# [Goal]
Each entry has to be copied exactly, with nothing missed.

# [Raw data]
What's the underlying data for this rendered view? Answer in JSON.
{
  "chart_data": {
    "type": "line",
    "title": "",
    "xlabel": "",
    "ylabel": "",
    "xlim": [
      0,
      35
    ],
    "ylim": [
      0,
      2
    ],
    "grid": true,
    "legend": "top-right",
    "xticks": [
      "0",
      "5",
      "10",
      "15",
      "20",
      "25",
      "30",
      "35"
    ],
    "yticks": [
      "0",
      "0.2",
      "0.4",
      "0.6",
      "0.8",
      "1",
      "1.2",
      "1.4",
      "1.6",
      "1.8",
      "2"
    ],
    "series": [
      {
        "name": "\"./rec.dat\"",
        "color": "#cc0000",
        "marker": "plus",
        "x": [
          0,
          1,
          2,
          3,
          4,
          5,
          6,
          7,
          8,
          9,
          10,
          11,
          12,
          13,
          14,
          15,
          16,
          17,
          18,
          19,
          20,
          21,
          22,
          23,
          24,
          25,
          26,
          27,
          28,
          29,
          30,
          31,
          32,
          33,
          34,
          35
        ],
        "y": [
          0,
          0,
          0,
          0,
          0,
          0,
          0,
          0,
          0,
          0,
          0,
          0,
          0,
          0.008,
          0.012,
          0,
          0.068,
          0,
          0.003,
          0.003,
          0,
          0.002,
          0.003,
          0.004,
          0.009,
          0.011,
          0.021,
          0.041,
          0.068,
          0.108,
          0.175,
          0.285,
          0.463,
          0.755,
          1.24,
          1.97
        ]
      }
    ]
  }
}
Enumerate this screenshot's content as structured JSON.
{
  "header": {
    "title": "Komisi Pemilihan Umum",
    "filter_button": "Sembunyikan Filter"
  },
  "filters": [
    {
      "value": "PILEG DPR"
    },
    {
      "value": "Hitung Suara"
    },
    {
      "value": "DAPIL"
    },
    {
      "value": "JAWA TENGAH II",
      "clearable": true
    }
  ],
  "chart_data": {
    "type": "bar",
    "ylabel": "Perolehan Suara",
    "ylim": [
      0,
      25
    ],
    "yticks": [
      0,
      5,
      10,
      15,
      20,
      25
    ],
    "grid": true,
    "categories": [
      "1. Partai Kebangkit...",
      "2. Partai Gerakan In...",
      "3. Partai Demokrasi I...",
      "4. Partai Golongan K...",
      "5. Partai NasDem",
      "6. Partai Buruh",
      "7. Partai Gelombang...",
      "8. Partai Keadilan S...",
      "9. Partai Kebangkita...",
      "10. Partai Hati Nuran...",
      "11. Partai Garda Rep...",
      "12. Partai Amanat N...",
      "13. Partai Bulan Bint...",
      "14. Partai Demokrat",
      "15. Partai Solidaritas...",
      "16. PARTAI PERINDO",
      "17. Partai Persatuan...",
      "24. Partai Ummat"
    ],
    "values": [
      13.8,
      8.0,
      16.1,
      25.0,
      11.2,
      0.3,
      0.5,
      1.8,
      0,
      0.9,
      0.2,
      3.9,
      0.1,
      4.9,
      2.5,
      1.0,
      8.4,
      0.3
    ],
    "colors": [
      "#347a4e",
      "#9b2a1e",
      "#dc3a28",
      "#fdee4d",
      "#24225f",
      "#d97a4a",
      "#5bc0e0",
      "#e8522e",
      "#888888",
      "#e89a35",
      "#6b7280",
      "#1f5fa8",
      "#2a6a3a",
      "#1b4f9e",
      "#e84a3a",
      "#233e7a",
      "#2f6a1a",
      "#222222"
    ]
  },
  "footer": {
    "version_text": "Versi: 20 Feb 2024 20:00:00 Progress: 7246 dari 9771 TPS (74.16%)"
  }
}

# [Exercise solution]
What's the underlying data for this rendered view? Answer in JSON.
{
  "chart_data": {
    "type": "line",
    "title": "",
    "xlabel": "",
    "ylabel": "",
    "xlim": [
      0,
      35
    ],
    "ylim": [
      0,
      2
    ],
    "grid": true,
    "legend": "top-right",
    "xticks": [
      "0",
      "5",
      "10",
      "15",
      "20",
      "25",
      "30",
      "35"
    ],
    "yticks": [
      "0",
      "0.2",
      "0.4",
      "0.6",
      "0.8",
      "1",
      "1.2",
      "1.4",
      "1.6",
      "1.8",
      "2"
    ],
    "series": [
      {
        "name": "\"./rec.dat\"",
        "color": "#cc0000",
        "marker": "plus",
        "x": [
          0,
          1,
          2,
          3,
          4,
          5,
          6,
          7,
          8,
          9,
          10,
          11,
          12,
          13,
          14,
          15,
          16,
          17,
          18,
          19,
          20,
          21,
          22,
          23,
          24,
          25,
          26,
          27,
          28,
          29,
          30,
          31,
          32,
          33,
          34,
          35
        ],
        "y": [
          0,
          0,
          0,
          0,
          0,
          0,
          0,
          0,
          0,
          0,
          0,
          0,
          0,
          0.008,
          0.012,
          0,
          0.068,
          0,
          0.003,
          0.003,
          0,
          0.002,
          0.003,
          0.004,
          0.009,
          0.011,
          0.021,
          0.041,
          0.068,
          0.108,
          0.175,
          0.285,
          0.463,
          0.755,
          1.24,
          1.97
        ]
      }
    ]
  }
}
Enumerate this screenshot's content as structured JSON.
{
  "header": {
    "title": "Komisi Pemilihan Umum",
    "filter_button": "Sembunyikan Filter"
  },
  "filters": [
    {
      "value": "PILEG DPR"
    },
    {
      "value": "Hitung Suara"
    },
    {
      "value": "DAPIL"
    },
    {
      "value": "JAWA TENGAH II",
      "clearable": true
    }
  ],
  "chart_data": {
    "type": "bar",
    "ylabel": "Perolehan Suara",
    "ylim": [
      0,
      25
    ],
    "yticks": [
      0,
      5,
      10,
      15,
      20,
      25
    ],
    "grid": true,
    "categories": [
      "1. Partai Kebangkit...",
      "2. Partai Gerakan In...",
      "3. Partai Demokrasi I...",
      "4. Partai Golongan K...",
      "5. Partai NasDem",
      "6. Partai Buruh",
      "7. Partai Gelombang...",
      "8. Partai Keadilan S...",
      "9. Partai Kebangkita...",
      "10. Partai Hati Nuran...",
      "11. Partai Garda Rep...",
      "12. Partai Amanat N...",
      "13. Partai Bulan Bint...",
      "14. Partai Demokrat",
      "15. Partai Solidaritas...",
      "16. PARTAI PERINDO",
      "17. Partai Persatuan...",
      "24. Partai Ummat"
    ],
    "values": [
      13.8,
      8.0,
      16.1,
      25.0,
      11.2,
      0.3,
      0.5,
      1.8,
      0,
      0.9,
      0.2,
      3.9,
      0.1,
      4.9,
      2.5,
      1.0,
      8.4,
      0.3
    ],
    "colors": [
      "#347a4e",
      "#9b2a1e",
      "#dc3a28",
      "#fdee4d",
      "#24225f",
      "#d97a4a",
      "#5bc0e0",
      "#e8522e",
      "#888888",
      "#e89a35",
      "#6b7280",
      "#1f5fa8",
      "#2a6a3a",
      "#1b4f9e",
      "#e84a3a",
      "#233e7a",
      "#2f6a1a",
      "#222222"
    ]
  },
  "footer": {
    "version_text": "Versi: 20 Feb 2024 20:00:00 Progress: 7246 dari 9771 TPS (74.16%)"
  }
}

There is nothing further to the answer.